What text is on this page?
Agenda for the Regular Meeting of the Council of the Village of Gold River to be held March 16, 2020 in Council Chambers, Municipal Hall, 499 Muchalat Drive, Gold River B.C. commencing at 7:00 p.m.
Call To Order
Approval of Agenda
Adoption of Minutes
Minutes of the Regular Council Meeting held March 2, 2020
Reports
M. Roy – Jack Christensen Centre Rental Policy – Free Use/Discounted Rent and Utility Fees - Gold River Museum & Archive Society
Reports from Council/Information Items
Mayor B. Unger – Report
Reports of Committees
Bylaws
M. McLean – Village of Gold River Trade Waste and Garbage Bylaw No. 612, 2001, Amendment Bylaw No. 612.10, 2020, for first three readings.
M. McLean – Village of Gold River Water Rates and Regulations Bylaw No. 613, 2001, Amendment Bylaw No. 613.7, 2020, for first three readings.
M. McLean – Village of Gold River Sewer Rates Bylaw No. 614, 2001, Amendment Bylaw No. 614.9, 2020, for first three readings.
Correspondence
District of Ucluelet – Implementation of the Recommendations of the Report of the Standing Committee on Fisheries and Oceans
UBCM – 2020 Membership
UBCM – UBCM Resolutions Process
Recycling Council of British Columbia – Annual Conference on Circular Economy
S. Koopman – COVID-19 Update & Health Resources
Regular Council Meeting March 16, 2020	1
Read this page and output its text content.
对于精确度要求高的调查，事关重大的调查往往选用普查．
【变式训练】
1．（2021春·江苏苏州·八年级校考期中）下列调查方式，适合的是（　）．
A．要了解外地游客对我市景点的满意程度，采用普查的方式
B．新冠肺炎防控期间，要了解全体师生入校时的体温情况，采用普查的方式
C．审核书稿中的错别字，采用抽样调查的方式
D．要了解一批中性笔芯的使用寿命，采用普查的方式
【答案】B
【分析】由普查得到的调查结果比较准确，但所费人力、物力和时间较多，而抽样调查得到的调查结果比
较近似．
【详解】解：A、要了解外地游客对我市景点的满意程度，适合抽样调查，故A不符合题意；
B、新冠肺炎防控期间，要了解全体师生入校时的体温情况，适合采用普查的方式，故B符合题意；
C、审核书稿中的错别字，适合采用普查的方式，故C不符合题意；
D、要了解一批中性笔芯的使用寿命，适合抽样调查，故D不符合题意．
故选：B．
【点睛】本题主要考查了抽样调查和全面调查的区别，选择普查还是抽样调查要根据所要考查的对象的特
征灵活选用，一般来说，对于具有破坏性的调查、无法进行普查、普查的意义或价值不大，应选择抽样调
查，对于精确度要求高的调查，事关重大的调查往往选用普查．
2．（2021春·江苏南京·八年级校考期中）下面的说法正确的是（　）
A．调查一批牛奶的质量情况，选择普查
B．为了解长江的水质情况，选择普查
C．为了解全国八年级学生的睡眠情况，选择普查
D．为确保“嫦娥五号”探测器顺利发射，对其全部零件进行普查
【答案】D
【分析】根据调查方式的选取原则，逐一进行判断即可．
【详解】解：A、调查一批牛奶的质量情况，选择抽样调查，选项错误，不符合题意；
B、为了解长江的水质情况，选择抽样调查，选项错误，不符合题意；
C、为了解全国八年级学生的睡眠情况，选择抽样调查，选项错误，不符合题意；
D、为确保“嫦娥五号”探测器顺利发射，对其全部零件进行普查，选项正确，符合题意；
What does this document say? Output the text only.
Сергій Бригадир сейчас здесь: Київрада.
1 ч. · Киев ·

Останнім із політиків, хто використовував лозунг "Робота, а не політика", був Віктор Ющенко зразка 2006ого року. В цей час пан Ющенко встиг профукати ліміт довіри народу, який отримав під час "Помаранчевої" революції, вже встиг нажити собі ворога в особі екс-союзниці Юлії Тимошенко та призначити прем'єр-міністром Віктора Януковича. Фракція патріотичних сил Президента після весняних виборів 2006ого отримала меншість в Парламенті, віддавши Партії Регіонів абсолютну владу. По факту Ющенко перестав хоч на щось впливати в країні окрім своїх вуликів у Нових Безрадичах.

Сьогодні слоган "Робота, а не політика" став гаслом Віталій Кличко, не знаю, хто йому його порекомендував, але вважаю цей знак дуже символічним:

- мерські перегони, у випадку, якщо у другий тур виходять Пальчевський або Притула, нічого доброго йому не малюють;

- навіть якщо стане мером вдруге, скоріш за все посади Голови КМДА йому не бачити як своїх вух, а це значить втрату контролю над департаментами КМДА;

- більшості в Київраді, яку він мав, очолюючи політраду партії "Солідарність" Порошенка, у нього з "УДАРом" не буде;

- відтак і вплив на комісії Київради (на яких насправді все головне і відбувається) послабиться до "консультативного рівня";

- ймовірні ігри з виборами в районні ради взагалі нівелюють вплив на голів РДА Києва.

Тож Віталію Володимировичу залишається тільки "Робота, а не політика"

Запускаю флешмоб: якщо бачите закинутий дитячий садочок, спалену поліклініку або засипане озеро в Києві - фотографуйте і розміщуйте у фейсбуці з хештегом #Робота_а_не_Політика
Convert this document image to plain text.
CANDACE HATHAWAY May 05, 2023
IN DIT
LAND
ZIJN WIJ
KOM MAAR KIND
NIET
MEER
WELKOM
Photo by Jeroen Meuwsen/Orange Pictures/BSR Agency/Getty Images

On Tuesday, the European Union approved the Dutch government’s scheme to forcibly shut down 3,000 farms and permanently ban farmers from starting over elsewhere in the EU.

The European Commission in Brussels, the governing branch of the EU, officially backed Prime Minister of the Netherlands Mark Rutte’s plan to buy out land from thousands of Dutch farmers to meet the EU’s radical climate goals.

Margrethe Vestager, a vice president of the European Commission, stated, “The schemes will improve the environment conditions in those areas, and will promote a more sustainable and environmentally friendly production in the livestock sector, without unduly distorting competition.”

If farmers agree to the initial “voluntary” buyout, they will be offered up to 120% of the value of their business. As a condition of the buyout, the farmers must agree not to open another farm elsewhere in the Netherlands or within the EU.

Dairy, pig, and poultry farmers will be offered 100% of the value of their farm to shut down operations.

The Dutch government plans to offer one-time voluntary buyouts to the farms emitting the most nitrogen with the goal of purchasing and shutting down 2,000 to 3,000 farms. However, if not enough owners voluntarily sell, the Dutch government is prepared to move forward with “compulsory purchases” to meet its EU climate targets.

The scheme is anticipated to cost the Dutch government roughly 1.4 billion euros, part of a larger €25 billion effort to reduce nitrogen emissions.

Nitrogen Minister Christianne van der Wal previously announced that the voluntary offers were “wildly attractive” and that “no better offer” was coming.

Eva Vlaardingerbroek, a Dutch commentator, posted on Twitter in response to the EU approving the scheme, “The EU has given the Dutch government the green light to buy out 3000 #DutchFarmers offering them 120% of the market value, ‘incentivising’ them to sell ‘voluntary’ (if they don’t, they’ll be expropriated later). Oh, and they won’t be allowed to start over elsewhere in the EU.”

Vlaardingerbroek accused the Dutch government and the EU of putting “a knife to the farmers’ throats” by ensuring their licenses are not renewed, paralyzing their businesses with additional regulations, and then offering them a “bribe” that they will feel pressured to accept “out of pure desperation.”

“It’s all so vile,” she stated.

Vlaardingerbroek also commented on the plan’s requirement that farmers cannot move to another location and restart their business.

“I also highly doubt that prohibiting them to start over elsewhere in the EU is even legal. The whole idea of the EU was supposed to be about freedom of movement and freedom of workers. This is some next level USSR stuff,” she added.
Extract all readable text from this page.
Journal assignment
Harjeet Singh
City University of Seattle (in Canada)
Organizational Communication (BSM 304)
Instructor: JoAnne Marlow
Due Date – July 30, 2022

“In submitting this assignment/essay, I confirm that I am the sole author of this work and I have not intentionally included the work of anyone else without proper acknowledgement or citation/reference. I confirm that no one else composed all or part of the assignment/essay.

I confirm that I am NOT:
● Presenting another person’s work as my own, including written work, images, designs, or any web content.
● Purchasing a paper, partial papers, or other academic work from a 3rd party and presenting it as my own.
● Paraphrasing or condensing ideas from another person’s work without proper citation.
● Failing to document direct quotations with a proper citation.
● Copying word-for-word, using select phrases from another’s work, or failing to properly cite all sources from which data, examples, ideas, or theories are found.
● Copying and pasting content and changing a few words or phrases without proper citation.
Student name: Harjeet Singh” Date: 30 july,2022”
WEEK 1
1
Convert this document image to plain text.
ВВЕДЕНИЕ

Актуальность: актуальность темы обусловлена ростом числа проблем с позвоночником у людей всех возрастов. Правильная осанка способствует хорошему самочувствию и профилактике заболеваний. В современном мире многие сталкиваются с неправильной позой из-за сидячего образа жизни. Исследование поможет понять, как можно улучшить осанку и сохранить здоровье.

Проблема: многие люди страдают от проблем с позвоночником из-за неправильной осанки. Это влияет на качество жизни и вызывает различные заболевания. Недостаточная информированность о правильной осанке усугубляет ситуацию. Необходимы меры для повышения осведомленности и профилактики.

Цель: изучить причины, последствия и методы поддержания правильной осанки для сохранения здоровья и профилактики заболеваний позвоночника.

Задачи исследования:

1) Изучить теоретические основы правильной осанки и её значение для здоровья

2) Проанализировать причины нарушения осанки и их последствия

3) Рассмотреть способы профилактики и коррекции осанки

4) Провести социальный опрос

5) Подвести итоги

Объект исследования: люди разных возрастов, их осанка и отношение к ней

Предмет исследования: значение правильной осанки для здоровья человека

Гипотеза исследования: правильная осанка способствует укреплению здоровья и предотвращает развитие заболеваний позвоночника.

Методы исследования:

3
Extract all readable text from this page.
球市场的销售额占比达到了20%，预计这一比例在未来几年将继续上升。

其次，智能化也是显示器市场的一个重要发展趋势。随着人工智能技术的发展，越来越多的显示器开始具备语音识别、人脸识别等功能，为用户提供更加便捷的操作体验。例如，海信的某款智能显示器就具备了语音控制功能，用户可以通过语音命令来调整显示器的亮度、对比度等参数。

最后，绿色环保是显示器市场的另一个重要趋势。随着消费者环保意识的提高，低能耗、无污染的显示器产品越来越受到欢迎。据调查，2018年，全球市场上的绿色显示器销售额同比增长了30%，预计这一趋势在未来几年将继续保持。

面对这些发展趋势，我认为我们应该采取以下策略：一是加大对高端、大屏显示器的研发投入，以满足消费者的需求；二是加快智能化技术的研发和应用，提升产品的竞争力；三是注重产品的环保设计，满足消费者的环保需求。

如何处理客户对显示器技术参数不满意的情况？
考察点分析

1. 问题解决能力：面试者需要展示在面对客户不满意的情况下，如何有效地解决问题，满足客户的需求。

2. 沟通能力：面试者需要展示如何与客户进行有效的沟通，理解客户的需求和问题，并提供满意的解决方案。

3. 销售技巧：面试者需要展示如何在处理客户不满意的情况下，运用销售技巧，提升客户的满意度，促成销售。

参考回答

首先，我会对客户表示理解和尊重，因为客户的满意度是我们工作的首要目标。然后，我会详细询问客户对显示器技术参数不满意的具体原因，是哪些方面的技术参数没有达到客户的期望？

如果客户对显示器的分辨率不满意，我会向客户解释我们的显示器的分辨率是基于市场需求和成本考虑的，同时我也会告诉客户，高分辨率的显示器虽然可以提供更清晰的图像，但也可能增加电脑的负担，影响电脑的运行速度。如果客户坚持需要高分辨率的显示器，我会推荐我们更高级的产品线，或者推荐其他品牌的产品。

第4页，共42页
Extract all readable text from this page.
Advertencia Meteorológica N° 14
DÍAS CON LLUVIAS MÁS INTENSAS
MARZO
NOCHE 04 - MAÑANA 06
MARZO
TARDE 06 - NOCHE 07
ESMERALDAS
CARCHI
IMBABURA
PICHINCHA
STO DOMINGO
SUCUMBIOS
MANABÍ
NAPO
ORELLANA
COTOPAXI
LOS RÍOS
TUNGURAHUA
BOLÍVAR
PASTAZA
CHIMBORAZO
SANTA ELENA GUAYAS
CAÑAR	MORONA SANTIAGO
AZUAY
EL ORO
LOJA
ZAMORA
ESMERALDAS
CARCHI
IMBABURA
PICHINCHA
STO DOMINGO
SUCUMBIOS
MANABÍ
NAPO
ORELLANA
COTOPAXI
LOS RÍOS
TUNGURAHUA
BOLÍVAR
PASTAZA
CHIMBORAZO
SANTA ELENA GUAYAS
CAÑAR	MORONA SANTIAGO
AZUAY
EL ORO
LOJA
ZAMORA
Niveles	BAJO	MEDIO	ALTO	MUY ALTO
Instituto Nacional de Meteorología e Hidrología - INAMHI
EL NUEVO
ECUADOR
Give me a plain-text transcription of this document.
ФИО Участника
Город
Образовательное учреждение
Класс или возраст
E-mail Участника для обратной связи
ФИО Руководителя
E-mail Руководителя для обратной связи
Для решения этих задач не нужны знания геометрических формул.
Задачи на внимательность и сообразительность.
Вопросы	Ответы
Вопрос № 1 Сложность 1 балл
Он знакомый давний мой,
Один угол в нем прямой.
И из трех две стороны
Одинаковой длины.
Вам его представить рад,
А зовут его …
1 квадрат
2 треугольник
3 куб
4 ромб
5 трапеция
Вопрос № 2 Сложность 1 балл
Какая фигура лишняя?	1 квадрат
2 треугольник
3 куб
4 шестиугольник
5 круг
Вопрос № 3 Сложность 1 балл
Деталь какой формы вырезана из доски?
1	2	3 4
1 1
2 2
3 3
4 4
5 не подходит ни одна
========================
### Set problem
Tally the lines in the entries above that hold the word "UBCM". Reply with nothing but that count.

### Finished exercise
2